Transcribe all of the records precisely as they are presented.

---------- Entries shown

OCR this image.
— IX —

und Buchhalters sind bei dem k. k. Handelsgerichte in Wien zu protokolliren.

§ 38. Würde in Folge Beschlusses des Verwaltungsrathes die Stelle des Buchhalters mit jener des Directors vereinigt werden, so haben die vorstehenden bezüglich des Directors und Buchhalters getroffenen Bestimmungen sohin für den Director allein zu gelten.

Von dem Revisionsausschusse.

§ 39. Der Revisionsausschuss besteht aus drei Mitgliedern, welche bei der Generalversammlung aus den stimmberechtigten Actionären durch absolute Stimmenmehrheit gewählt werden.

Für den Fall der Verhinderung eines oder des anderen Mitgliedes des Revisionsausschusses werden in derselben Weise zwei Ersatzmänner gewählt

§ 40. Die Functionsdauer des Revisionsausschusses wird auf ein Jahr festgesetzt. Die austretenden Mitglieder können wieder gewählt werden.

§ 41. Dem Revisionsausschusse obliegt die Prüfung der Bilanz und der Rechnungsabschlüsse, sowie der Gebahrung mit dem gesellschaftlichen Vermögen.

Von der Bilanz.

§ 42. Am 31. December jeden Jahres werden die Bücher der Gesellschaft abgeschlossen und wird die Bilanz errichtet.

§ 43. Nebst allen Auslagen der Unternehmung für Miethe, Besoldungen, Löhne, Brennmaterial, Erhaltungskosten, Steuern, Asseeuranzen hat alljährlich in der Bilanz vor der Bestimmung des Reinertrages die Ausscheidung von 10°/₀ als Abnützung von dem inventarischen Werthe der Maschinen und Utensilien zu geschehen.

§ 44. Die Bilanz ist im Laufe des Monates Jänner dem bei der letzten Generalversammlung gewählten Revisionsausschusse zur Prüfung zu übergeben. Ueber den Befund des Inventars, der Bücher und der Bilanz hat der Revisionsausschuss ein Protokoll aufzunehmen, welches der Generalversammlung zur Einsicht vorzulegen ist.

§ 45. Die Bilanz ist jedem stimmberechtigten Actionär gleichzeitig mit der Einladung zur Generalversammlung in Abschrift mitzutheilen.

--------------------

The response:
OCR this image.
— IX —

und Buchhalters sind bei dem k. k. Handelsgerichte in Wien zu protokolliren.

§ 38. Würde in Folge Beschlusses des Verwaltungsrathes die Stelle des Buchhalters mit jener des Directors vereinigt werden, so haben die vorstehenden bezüglich des Directors und Buchhalters getroffenen Bestimmungen sohin für den Director allein zu gelten.

Von dem Revisionsausschusse.

§ 39. Der Revisionsausschuss besteht aus drei Mitgliedern, welche bei der Generalversammlung aus den stimmberechtigten Actionären durch absolute Stimmenmehrheit gewählt werden.

Für den Fall der Verhinderung eines oder des anderen Mitgliedes des Revisionsausschusses werden in derselben Weise zwei Ersatzmänner gewählt

§ 40. Die Functionsdauer des Revisionsausschusses wird auf ein Jahr festgesetzt. Die austretenden Mitglieder können wieder gewählt werden.

§ 41. Dem Revisionsausschusse obliegt die Prüfung der Bilanz und der Rechnungsabschlüsse, sowie der Gebahrung mit dem gesellschaftlichen Vermögen.

Von der Bilanz.

§ 42. Am 31. December jeden Jahres werden die Bücher der Gesellschaft abgeschlossen und wird die Bilanz errichtet.

§ 43. Nebst allen Auslagen der Unternehmung für Miethe, Besoldungen, Löhne, Brennmaterial, Erhaltungskosten, Steuern, Asseeuranzen hat alljährlich in der Bilanz vor der Bestimmung des Reinertrages die Ausscheidung von 10°/₀ als Abnützung von dem inventarischen Werthe der Maschinen und Utensilien zu geschehen.

§ 44. Die Bilanz ist im Laufe des Monates Jänner dem bei der letzten Generalversammlung gewählten Revisionsausschusse zur Prüfung zu übergeben. Ueber den Befund des Inventars, der Bücher und der Bilanz hat der Revisionsausschuss ein Protokoll aufzunehmen, welches der Generalversammlung zur Einsicht vorzulegen ist.

§ 45. Die Bilanz ist jedem stimmberechtigten Actionär gleichzeitig mit der Einladung zur Generalversammlung in Abschrift mitzutheilen.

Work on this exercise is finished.